**INFORMATION PROVIDED**.
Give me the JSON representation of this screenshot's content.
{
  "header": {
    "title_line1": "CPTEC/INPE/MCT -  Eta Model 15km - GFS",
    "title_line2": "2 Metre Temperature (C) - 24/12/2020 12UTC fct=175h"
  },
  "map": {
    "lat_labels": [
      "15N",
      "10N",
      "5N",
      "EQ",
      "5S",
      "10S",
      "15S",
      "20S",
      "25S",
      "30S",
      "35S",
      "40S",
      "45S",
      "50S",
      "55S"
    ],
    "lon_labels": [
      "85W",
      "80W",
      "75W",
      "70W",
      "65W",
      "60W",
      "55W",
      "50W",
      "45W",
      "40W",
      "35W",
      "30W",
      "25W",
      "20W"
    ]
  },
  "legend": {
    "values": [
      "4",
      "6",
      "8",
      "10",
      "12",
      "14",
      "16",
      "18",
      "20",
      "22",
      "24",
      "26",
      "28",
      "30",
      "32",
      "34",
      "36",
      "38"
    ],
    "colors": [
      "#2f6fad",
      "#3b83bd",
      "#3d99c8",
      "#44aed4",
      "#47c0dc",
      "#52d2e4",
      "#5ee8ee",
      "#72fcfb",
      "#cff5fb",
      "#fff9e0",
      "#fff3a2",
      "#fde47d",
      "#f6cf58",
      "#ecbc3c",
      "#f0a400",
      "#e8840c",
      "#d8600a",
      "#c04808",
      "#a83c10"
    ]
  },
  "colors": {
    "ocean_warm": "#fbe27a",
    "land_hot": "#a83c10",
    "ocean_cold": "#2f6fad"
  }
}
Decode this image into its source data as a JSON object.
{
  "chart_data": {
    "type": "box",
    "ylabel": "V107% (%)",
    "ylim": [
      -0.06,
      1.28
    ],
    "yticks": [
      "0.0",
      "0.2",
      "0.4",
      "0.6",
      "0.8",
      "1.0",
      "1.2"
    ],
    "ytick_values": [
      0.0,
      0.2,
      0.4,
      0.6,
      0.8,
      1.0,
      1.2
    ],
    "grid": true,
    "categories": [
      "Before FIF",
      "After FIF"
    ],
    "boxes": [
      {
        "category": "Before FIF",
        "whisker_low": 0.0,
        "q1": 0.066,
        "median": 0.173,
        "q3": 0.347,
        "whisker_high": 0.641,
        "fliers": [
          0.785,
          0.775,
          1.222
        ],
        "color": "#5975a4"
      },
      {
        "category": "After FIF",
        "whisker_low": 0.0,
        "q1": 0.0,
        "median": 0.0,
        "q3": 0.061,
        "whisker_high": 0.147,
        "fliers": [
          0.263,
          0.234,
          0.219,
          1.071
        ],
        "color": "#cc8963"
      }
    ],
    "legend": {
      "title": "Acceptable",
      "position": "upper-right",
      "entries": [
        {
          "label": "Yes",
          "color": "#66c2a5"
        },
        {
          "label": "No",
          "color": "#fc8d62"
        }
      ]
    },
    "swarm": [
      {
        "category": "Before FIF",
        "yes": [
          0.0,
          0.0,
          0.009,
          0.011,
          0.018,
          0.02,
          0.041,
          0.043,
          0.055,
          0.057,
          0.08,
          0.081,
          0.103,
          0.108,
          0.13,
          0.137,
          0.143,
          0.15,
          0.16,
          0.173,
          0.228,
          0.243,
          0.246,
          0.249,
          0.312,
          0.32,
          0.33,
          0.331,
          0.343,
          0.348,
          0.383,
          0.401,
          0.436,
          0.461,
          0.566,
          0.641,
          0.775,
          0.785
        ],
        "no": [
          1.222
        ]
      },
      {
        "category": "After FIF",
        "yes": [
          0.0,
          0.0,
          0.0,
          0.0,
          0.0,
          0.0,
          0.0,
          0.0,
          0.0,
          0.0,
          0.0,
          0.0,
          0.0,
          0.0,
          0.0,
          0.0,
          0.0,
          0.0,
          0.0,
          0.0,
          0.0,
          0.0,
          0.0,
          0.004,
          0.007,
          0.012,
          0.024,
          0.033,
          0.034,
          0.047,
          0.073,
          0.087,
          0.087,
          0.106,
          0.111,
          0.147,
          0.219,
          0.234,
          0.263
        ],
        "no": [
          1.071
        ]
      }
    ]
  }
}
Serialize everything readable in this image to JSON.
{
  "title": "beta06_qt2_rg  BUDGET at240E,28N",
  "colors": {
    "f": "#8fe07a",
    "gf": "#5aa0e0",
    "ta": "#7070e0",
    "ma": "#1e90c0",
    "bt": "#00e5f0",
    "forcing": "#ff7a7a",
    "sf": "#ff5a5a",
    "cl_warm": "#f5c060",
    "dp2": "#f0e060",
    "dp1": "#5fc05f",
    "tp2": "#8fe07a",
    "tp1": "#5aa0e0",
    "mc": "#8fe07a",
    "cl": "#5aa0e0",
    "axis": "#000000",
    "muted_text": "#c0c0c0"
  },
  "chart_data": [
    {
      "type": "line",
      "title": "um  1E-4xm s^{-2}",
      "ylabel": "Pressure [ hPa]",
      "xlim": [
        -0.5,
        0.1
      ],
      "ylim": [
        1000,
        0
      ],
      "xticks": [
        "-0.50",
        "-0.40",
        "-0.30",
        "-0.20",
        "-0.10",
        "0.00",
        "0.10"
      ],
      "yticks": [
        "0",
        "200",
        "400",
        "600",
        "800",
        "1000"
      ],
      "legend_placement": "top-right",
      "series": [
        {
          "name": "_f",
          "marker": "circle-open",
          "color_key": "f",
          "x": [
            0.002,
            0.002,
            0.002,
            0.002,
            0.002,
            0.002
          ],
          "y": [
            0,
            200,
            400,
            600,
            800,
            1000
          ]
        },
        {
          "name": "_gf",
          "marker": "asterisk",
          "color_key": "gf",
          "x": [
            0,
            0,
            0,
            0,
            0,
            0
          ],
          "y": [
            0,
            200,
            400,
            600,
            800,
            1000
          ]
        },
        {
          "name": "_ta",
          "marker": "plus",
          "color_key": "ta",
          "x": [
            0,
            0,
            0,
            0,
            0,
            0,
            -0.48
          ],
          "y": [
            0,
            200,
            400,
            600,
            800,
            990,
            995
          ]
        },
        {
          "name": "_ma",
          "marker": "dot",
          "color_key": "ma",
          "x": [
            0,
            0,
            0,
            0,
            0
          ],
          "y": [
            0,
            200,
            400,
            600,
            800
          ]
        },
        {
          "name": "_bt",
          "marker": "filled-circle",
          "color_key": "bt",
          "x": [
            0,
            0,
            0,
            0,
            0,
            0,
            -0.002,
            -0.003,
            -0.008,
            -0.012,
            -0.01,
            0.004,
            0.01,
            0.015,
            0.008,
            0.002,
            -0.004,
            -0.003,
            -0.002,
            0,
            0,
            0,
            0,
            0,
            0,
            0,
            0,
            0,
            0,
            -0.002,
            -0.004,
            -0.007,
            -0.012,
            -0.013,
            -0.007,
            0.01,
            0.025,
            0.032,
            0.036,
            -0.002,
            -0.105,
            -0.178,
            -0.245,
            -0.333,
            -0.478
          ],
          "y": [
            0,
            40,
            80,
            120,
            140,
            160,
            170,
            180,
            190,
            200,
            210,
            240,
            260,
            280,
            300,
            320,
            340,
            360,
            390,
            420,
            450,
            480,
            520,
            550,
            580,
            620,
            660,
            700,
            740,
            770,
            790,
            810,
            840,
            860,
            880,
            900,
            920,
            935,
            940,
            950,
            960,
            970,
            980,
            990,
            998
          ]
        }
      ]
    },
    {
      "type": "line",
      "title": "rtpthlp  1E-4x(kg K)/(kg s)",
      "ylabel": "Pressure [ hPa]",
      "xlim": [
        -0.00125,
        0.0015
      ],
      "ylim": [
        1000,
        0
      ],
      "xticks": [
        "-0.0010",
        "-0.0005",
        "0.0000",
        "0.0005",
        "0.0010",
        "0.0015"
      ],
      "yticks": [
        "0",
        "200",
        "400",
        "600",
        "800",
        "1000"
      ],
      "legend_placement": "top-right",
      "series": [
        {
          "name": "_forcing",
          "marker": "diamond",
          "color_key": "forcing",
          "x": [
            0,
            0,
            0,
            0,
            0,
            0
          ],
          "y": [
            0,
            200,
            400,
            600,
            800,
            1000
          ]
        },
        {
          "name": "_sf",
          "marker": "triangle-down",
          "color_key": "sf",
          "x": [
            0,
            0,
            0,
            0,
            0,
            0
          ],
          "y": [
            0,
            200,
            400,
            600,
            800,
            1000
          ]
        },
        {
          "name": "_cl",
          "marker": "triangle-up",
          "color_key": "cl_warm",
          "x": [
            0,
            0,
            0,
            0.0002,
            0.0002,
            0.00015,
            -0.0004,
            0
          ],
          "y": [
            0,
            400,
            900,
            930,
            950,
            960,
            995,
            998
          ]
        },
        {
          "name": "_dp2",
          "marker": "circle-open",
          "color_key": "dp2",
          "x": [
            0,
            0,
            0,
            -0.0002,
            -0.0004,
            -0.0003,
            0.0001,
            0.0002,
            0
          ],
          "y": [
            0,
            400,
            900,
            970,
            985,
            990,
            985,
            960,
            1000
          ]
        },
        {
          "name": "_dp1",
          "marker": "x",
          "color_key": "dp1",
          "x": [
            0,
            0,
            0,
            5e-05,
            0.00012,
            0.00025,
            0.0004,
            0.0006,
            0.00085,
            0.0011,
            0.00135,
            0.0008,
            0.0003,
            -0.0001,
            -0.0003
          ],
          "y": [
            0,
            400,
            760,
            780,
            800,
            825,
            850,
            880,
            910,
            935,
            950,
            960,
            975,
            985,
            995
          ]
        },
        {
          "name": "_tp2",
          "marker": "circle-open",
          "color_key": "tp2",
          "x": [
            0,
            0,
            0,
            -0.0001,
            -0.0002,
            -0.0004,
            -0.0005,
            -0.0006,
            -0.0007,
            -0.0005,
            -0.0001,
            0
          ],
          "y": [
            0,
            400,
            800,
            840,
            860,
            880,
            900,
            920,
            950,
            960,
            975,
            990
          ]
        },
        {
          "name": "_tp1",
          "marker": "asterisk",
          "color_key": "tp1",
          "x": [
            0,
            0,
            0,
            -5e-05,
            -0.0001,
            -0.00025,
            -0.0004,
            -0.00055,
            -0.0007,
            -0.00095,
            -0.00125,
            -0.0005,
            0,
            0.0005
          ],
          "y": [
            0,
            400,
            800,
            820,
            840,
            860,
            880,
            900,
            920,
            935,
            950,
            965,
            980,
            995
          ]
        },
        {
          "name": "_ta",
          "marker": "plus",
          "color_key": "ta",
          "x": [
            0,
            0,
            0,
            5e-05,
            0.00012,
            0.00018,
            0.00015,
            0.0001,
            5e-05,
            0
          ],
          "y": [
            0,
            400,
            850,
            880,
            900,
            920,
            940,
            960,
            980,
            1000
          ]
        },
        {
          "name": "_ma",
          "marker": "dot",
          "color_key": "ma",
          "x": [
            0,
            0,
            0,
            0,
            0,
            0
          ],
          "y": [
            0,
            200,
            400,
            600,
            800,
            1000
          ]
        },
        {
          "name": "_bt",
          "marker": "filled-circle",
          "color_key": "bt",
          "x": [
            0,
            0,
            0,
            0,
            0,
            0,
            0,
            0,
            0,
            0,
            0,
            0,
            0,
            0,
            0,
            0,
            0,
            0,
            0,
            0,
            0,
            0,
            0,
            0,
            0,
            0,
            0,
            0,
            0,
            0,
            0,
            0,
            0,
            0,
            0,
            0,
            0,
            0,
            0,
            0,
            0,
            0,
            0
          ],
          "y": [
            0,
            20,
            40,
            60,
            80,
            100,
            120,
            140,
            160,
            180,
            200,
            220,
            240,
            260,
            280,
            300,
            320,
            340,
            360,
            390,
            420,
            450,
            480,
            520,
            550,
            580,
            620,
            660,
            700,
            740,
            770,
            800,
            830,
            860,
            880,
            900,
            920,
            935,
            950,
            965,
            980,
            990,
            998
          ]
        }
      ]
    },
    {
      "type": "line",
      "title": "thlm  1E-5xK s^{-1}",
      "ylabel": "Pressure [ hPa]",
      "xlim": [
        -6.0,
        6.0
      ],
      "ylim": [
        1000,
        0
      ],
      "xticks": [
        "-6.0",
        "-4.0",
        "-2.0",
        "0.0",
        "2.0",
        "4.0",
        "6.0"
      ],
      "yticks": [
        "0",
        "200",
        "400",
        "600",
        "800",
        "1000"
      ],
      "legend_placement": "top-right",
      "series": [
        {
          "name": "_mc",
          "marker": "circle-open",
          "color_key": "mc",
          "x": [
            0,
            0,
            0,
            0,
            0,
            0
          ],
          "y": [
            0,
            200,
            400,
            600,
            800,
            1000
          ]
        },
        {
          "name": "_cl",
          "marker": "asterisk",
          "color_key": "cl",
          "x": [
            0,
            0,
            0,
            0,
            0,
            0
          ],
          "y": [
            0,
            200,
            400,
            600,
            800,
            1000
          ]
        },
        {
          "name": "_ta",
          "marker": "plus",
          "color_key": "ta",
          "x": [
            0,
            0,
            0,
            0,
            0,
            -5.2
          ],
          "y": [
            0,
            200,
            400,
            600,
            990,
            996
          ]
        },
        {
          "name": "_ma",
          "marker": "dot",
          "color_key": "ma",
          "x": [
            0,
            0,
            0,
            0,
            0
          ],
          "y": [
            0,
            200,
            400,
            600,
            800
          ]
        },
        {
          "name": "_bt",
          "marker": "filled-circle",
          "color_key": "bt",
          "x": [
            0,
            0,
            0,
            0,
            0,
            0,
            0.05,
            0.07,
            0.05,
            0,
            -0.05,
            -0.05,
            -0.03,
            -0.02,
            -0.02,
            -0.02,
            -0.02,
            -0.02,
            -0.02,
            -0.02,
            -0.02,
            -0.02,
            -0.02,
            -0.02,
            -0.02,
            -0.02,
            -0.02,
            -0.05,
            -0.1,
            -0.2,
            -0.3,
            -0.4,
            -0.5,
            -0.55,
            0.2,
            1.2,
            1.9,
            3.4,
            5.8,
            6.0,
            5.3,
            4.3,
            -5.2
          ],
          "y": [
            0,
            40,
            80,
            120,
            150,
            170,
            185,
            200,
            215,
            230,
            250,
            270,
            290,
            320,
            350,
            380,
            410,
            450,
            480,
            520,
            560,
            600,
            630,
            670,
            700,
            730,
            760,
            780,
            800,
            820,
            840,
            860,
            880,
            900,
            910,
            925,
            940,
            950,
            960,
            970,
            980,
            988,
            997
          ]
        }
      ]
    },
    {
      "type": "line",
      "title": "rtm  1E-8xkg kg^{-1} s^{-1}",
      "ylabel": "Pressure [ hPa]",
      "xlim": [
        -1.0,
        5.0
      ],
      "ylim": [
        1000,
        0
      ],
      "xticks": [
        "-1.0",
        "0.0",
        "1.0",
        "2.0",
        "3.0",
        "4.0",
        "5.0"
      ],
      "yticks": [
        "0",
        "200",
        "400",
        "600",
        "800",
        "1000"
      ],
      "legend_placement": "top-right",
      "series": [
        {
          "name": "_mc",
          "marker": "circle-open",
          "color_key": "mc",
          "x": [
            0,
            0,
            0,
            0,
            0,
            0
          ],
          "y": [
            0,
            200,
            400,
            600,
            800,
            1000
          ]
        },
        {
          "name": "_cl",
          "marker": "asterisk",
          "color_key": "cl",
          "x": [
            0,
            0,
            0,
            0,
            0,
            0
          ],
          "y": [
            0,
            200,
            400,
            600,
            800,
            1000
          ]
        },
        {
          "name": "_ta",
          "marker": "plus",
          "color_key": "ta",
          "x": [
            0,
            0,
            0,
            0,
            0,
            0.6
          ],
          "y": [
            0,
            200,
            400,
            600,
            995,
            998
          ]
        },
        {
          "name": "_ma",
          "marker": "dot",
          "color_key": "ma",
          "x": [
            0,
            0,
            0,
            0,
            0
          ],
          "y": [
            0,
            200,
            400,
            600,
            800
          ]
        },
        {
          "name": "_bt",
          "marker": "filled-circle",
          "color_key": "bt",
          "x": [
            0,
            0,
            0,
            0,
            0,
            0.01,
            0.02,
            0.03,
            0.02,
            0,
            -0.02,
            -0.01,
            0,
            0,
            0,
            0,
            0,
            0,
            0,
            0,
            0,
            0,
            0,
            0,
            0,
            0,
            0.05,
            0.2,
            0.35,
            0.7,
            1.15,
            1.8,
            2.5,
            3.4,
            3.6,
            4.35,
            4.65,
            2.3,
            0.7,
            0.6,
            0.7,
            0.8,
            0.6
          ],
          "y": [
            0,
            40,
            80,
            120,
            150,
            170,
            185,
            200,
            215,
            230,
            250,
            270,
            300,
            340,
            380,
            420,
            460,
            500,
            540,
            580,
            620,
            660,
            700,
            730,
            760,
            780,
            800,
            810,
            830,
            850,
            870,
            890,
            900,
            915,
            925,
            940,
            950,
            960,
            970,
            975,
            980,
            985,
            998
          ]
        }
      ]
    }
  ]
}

**PROBLEM DETAILS**. Count how many lines of the listing above include "image" and report that number alone.

**WORKED SOLUTION**. 2